> [Aim of the exercise]:
Your task is to copy the listing exactly, with the pictures left out.

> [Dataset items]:
------------------------------------------------------------
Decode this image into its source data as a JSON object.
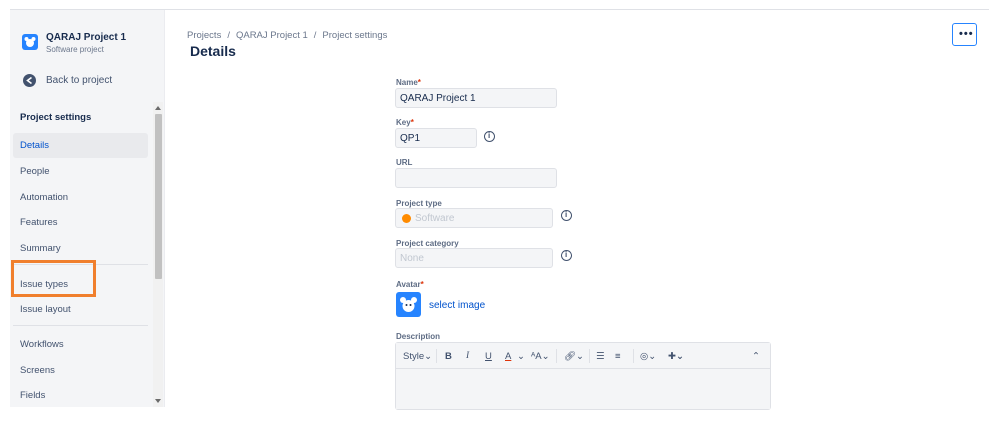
{
  "project": {
    "name": "QARAJ Project 1",
    "type_label": "Software project"
  },
  "sidebar": {
    "back_label": "Back to project",
    "section_title": "Project settings",
    "items": [
      {
        "label": "Details",
        "active": true
      },
      {
        "label": "People"
      },
      {
        "label": "Automation"
      },
      {
        "label": "Features"
      },
      {
        "label": "Summary"
      },
      {
        "label": "Issue types"
      },
      {
        "label": "Issue layout"
      },
      {
        "label": "Workflows"
      },
      {
        "label": "Screens"
      },
      {
        "label": "Fields"
      }
    ]
  },
  "breadcrumb": [
    "Projects",
    "QARAJ Project 1",
    "Project settings"
  ],
  "page_title": "Details",
  "form": {
    "name": {
      "label": "Name",
      "value": "QARAJ Project 1"
    },
    "key": {
      "label": "Key",
      "value": "QP1"
    },
    "url": {
      "label": "URL",
      "value": ""
    },
    "project_type": {
      "label": "Project type",
      "value": "Software"
    },
    "project_category": {
      "label": "Project category",
      "placeholder": "None"
    },
    "avatar": {
      "label": "Avatar",
      "action": "select image"
    },
    "description": {
      "label": "Description",
      "toolbar": {
        "style": "Style",
        "bold": "B",
        "italic": "I",
        "underline": "U",
        "text_color": "A",
        "more_formatting": "ᴬA"
      }
    }
  },
  "colors": {
    "accent": "#0052CC",
    "highlight": "#F07F2D",
    "required": "#DE350B"
  }
}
------------------------------------------------------------
> [The response]:
Decode this image into its source data as a JSON object.
{
  "project": {
    "name": "QARAJ Project 1",
    "type_label": "Software project"
  },
  "sidebar": {
    "back_label": "Back to project",
    "section_title": "Project settings",
    "items": [
      {
        "label": "Details",
        "active": true
      },
      {
        "label": "People"
      },
      {
        "label": "Automation"
      },
      {
        "label": "Features"
      },
      {
        "label": "Summary"
      },
      {
        "label": "Issue types"
      },
      {
        "label": "Issue layout"
      },
      {
        "label": "Workflows"
      },
      {
        "label": "Screens"
      },
      {
        "label": "Fields"
      }
    ]
  },
  "breadcrumb": [
    "Projects",
    "QARAJ Project 1",
    "Project settings"
  ],
  "page_title": "Details",
  "form": {
    "name": {
      "label": "Name",
      "value": "QARAJ Project 1"
    },
    "key": {
      "label": "Key",
      "value": "QP1"
    },
    "url": {
      "label": "URL",
      "value": ""
    },
    "project_type": {
      "label": "Project type",
      "value": "Software"
    },
    "project_category": {
      "label": "Project category",
      "placeholder": "None"
    },
    "avatar": {
      "label": "Avatar",
      "action": "select image"
    },
    "description": {
      "label": "Description",
      "toolbar": {
        "style": "Style",
        "bold": "B",
        "italic": "I",
        "underline": "U",
        "text_color": "A",
        "more_formatting": "ᴬA"
      }
    }
  },
  "colors": {
    "accent": "#0052CC",
    "highlight": "#F07F2D",
    "required": "#DE350B"
  }
}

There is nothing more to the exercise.